▶ [Written task]: Output all the material that follows, exactly as given.

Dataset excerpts
== == ==
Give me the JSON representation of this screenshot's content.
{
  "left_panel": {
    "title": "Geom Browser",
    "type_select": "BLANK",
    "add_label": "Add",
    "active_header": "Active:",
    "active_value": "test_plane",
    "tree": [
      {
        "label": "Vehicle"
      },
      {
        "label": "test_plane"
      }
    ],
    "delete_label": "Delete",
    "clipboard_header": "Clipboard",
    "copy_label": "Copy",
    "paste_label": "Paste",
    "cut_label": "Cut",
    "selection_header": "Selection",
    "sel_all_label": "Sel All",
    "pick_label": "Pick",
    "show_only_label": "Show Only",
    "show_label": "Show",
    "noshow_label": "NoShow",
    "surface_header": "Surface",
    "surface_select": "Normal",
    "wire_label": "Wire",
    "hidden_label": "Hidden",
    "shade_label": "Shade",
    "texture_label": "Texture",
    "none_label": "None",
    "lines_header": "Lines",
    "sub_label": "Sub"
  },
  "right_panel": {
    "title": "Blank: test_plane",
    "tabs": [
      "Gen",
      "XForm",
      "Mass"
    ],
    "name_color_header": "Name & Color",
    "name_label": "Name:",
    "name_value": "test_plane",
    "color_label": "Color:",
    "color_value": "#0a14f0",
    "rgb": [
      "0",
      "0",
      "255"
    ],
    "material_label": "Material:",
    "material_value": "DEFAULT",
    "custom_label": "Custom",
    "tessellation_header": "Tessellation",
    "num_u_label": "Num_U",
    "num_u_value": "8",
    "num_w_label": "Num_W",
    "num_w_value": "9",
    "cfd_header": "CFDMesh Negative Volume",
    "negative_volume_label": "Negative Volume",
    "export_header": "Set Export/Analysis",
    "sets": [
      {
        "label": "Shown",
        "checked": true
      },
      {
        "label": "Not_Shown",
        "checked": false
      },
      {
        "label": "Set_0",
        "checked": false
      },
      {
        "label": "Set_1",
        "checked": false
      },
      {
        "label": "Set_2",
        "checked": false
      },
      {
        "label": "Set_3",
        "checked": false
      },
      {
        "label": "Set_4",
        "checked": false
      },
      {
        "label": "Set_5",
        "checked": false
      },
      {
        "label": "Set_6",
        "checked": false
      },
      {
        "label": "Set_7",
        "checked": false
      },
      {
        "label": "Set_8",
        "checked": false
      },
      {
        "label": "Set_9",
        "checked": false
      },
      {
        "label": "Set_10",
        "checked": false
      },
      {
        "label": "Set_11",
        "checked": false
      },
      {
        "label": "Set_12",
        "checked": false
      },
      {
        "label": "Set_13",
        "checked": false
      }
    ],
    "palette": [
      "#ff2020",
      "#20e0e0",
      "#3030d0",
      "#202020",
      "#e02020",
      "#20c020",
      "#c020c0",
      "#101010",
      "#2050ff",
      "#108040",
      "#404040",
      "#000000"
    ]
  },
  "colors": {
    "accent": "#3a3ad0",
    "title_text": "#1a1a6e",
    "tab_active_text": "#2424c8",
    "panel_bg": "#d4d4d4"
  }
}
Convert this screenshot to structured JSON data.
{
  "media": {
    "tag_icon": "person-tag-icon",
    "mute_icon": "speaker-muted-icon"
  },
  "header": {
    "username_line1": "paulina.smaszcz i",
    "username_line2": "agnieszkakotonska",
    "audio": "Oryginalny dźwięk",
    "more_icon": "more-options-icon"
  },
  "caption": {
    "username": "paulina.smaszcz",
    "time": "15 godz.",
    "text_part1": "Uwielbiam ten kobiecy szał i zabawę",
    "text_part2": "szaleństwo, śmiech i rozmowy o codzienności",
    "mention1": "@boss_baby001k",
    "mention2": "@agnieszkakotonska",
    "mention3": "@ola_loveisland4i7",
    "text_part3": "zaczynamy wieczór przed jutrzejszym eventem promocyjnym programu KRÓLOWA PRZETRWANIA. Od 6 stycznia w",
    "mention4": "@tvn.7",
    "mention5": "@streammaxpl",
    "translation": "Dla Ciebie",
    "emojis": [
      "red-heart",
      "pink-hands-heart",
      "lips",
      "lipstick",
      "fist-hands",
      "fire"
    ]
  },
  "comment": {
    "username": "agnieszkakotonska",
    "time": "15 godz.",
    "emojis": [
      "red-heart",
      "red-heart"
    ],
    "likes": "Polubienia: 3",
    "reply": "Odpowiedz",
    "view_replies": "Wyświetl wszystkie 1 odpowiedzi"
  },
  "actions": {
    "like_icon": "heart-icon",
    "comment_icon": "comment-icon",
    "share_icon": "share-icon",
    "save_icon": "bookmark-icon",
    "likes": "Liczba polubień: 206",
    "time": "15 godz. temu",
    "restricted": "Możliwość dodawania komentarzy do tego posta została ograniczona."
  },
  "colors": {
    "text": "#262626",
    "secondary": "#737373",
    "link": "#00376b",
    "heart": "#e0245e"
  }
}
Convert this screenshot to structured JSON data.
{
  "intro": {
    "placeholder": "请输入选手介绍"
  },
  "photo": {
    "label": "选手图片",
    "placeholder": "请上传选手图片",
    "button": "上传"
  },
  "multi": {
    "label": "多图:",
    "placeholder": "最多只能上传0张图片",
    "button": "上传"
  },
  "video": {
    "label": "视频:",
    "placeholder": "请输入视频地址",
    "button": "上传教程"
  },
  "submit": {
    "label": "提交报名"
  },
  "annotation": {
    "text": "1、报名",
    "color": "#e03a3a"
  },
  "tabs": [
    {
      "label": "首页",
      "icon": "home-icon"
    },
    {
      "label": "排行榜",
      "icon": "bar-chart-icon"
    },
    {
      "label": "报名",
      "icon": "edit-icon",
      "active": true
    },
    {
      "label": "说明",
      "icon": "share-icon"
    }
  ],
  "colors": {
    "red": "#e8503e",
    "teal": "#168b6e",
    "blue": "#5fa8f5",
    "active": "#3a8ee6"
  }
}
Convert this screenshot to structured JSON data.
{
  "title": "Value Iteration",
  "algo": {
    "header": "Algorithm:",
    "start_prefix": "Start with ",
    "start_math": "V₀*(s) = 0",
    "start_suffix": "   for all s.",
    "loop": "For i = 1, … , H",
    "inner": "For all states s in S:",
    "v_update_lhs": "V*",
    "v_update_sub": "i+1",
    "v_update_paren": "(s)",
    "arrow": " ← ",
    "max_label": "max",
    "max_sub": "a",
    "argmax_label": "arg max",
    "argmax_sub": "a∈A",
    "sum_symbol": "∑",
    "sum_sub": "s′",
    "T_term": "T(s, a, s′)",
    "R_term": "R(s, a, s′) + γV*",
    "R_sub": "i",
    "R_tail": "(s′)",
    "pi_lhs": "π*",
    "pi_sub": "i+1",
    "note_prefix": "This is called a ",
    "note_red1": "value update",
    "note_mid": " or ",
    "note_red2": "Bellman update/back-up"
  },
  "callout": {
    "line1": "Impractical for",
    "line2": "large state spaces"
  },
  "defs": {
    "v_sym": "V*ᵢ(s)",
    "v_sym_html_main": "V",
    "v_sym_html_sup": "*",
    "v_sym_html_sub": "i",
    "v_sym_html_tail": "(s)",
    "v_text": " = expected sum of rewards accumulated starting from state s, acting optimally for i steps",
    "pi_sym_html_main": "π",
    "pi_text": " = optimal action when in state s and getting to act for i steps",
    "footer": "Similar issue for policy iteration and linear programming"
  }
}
== == ==
▶ [Answer to this problem]:
Give me the JSON representation of this screenshot's content.
{
  "left_panel": {
    "title": "Geom Browser",
    "type_select": "BLANK",
    "add_label": "Add",
    "active_header": "Active:",
    "active_value": "test_plane",
    "tree": [
      {
        "label": "Vehicle"
      },
      {
        "label": "test_plane"
      }
    ],
    "delete_label": "Delete",
    "clipboard_header": "Clipboard",
    "copy_label": "Copy",
    "paste_label": "Paste",
    "cut_label": "Cut",
    "selection_header": "Selection",
    "sel_all_label": "Sel All",
    "pick_label": "Pick",
    "show_only_label": "Show Only",
    "show_label": "Show",
    "noshow_label": "NoShow",
    "surface_header": "Surface",
    "surface_select": "Normal",
    "wire_label": "Wire",
    "hidden_label": "Hidden",
    "shade_label": "Shade",
    "texture_label": "Texture",
    "none_label": "None",
    "lines_header": "Lines",
    "sub_label": "Sub"
  },
  "right_panel": {
    "title": "Blank: test_plane",
    "tabs": [
      "Gen",
      "XForm",
      "Mass"
    ],
    "name_color_header": "Name & Color",
    "name_label": "Name:",
    "name_value": "test_plane",
    "color_label": "Color:",
    "color_value": "#0a14f0",
    "rgb": [
      "0",
      "0",
      "255"
    ],
    "material_label": "Material:",
    "material_value": "DEFAULT",
    "custom_label": "Custom",
    "tessellation_header": "Tessellation",
    "num_u_label": "Num_U",
    "num_u_value": "8",
    "num_w_label": "Num_W",
    "num_w_value": "9",
    "cfd_header": "CFDMesh Negative Volume",
    "negative_volume_label": "Negative Volume",
    "export_header": "Set Export/Analysis",
    "sets": [
      {
        "label": "Shown",
        "checked": true
      },
      {
        "label": "Not_Shown",
        "checked": false
      },
      {
        "label": "Set_0",
        "checked": false
      },
      {
        "label": "Set_1",
        "checked": false
      },
      {
        "label": "Set_2",
        "checked": false
      },
      {
        "label": "Set_3",
        "checked": false
      },
      {
        "label": "Set_4",
        "checked": false
      },
      {
        "label": "Set_5",
        "checked": false
      },
      {
        "label": "Set_6",
        "checked": false
      },
      {
        "label": "Set_7",
        "checked": false
      },
      {
        "label": "Set_8",
        "checked": false
      },
      {
        "label": "Set_9",
        "checked": false
      },
      {
        "label": "Set_10",
        "checked": false
      },
      {
        "label": "Set_11",
        "checked": false
      },
      {
        "label": "Set_12",
        "checked": false
      },
      {
        "label": "Set_13",
        "checked": false
      }
    ],
    "palette": [
      "#ff2020",
      "#20e0e0",
      "#3030d0",
      "#202020",
      "#e02020",
      "#20c020",
      "#c020c0",
      "#101010",
      "#2050ff",
      "#108040",
      "#404040",
      "#000000"
    ]
  },
  "colors": {
    "accent": "#3a3ad0",
    "title_text": "#1a1a6e",
    "tab_active_text": "#2424c8",
    "panel_bg": "#d4d4d4"
  }
}
Convert this screenshot to structured JSON data.
{
  "media": {
    "tag_icon": "person-tag-icon",
    "mute_icon": "speaker-muted-icon"
  },
  "header": {
    "username_line1": "paulina.smaszcz i",
    "username_line2": "agnieszkakotonska",
    "audio": "Oryginalny dźwięk",
    "more_icon": "more-options-icon"
  },
  "caption": {
    "username": "paulina.smaszcz",
    "time": "15 godz.",
    "text_part1": "Uwielbiam ten kobiecy szał i zabawę",
    "text_part2": "szaleństwo, śmiech i rozmowy o codzienności",
    "mention1": "@boss_baby001k",
    "mention2": "@agnieszkakotonska",
    "mention3": "@ola_loveisland4i7",
    "text_part3": "zaczynamy wieczór przed jutrzejszym eventem promocyjnym programu KRÓLOWA PRZETRWANIA. Od 6 stycznia w",
    "mention4": "@tvn.7",
    "mention5": "@streammaxpl",
    "translation": "Dla Ciebie",
    "emojis": [
      "red-heart",
      "pink-hands-heart",
      "lips",
      "lipstick",
      "fist-hands",
      "fire"
    ]
  },
  "comment": {
    "username": "agnieszkakotonska",
    "time": "15 godz.",
    "emojis": [
      "red-heart",
      "red-heart"
    ],
    "likes": "Polubienia: 3",
    "reply": "Odpowiedz",
    "view_replies": "Wyświetl wszystkie 1 odpowiedzi"
  },
  "actions": {
    "like_icon": "heart-icon",
    "comment_icon": "comment-icon",
    "share_icon": "share-icon",
    "save_icon": "bookmark-icon",
    "likes": "Liczba polubień: 206",
    "time": "15 godz. temu",
    "restricted": "Możliwość dodawania komentarzy do tego posta została ograniczona."
  },
  "colors": {
    "text": "#262626",
    "secondary": "#737373",
    "link": "#00376b",
    "heart": "#e0245e"
  }
}
Convert this screenshot to structured JSON data.
{
  "intro": {
    "placeholder": "请输入选手介绍"
  },
  "photo": {
    "label": "选手图片",
    "placeholder": "请上传选手图片",
    "button": "上传"
  },
  "multi": {
    "label": "多图:",
    "placeholder": "最多只能上传0张图片",
    "button": "上传"
  },
  "video": {
    "label": "视频:",
    "placeholder": "请输入视频地址",
    "button": "上传教程"
  },
  "submit": {
    "label": "提交报名"
  },
  "annotation": {
    "text": "1、报名",
    "color": "#e03a3a"
  },
  "tabs": [
    {
      "label": "首页",
      "icon": "home-icon"
    },
    {
      "label": "排行榜",
      "icon": "bar-chart-icon"
    },
    {
      "label": "报名",
      "icon": "edit-icon",
      "active": true
    },
    {
      "label": "说明",
      "icon": "share-icon"
    }
  ],
  "colors": {
    "red": "#e8503e",
    "teal": "#168b6e",
    "blue": "#5fa8f5",
    "active": "#3a8ee6"
  }
}
Convert this screenshot to structured JSON data.
{
  "title": "Value Iteration",
  "algo": {
    "header": "Algorithm:",
    "start_prefix": "Start with ",
    "start_math": "V₀*(s) = 0",
    "start_suffix": "   for all s.",
    "loop": "For i = 1, … , H",
    "inner": "For all states s in S:",
    "v_update_lhs": "V*",
    "v_update_sub": "i+1",
    "v_update_paren": "(s)",
    "arrow": " ← ",
    "max_label": "max",
    "max_sub": "a",
    "argmax_label": "arg max",
    "argmax_sub": "a∈A",
    "sum_symbol": "∑",
    "sum_sub": "s′",
    "T_term": "T(s, a, s′)",
    "R_term": "R(s, a, s′) + γV*",
    "R_sub": "i",
    "R_tail": "(s′)",
    "pi_lhs": "π*",
    "pi_sub": "i+1",
    "note_prefix": "This is called a ",
    "note_red1": "value update",
    "note_mid": " or ",
    "note_red2": "Bellman update/back-up"
  },
  "callout": {
    "line1": "Impractical for",
    "line2": "large state spaces"
  },
  "defs": {
    "v_sym": "V*ᵢ(s)",
    "v_sym_html_main": "V",
    "v_sym_html_sup": "*",
    "v_sym_html_sub": "i",
    "v_sym_html_tail": "(s)",
    "v_text": " = expected sum of rewards accumulated starting from state s, acting optimally for i steps",
    "pi_sym_html_main": "π",
    "pi_text": " = optimal action when in state s and getting to act for i steps",
    "footer": "Similar issue for policy iteration and linear programming"
  }
}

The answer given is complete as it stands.